What this task involves :: Set all the material down again unchanged, without the pictures.

Stored entries:
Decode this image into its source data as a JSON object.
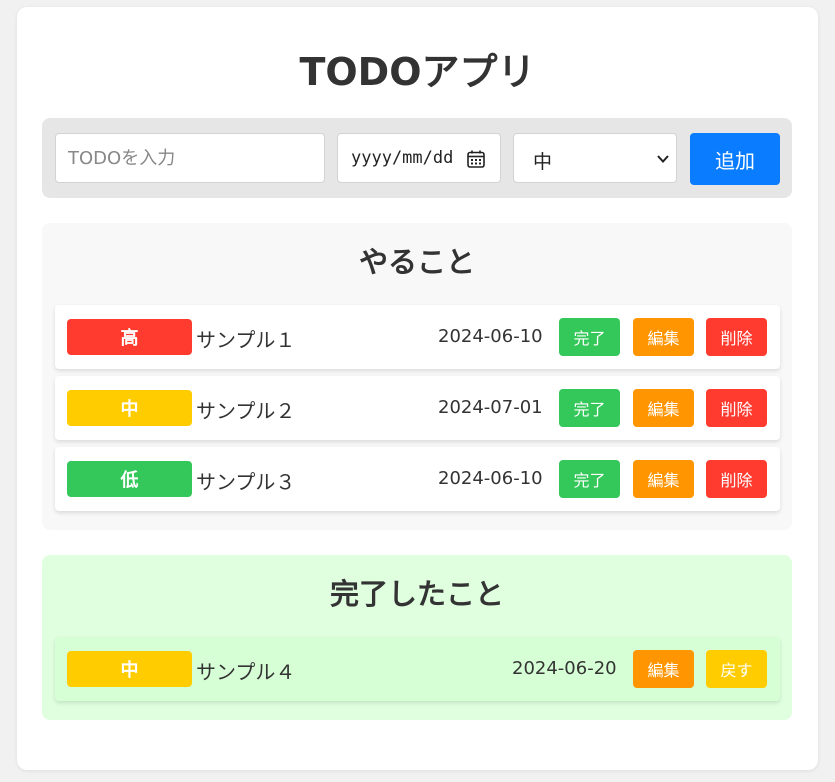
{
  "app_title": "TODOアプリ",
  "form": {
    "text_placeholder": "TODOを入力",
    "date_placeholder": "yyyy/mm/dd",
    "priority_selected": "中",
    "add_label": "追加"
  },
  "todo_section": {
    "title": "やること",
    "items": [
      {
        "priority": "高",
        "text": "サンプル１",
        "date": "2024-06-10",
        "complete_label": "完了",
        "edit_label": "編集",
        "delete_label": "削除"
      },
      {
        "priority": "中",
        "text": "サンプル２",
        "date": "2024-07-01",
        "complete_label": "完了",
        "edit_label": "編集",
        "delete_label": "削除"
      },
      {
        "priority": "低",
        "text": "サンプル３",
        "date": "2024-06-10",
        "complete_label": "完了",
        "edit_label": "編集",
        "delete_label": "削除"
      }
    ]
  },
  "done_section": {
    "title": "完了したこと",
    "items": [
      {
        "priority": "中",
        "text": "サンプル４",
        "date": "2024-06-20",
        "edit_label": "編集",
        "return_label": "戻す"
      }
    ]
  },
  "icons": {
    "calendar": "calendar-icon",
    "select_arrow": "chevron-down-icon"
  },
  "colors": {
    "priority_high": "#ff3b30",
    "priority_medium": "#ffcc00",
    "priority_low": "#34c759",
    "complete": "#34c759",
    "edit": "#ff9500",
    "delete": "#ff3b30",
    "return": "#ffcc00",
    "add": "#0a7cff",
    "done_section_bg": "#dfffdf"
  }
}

Exercise response ::
Decode this image into its source data as a JSON object.
{
  "app_title": "TODOアプリ",
  "form": {
    "text_placeholder": "TODOを入力",
    "date_placeholder": "yyyy/mm/dd",
    "priority_selected": "中",
    "add_label": "追加"
  },
  "todo_section": {
    "title": "やること",
    "items": [
      {
        "priority": "高",
        "text": "サンプル１",
        "date": "2024-06-10",
        "complete_label": "完了",
        "edit_label": "編集",
        "delete_label": "削除"
      },
      {
        "priority": "中",
        "text": "サンプル２",
        "date": "2024-07-01",
        "complete_label": "完了",
        "edit_label": "編集",
        "delete_label": "削除"
      },
      {
        "priority": "低",
        "text": "サンプル３",
        "date": "2024-06-10",
        "complete_label": "完了",
        "edit_label": "編集",
        "delete_label": "削除"
      }
    ]
  },
  "done_section": {
    "title": "完了したこと",
    "items": [
      {
        "priority": "中",
        "text": "サンプル４",
        "date": "2024-06-20",
        "edit_label": "編集",
        "return_label": "戻す"
      }
    ]
  },
  "icons": {
    "calendar": "calendar-icon",
    "select_arrow": "chevron-down-icon"
  },
  "colors": {
    "priority_high": "#ff3b30",
    "priority_medium": "#ffcc00",
    "priority_low": "#34c759",
    "complete": "#34c759",
    "edit": "#ff9500",
    "delete": "#ff3b30",
    "return": "#ffcc00",
    "add": "#0a7cff",
    "done_section_bg": "#dfffdf"
  }
}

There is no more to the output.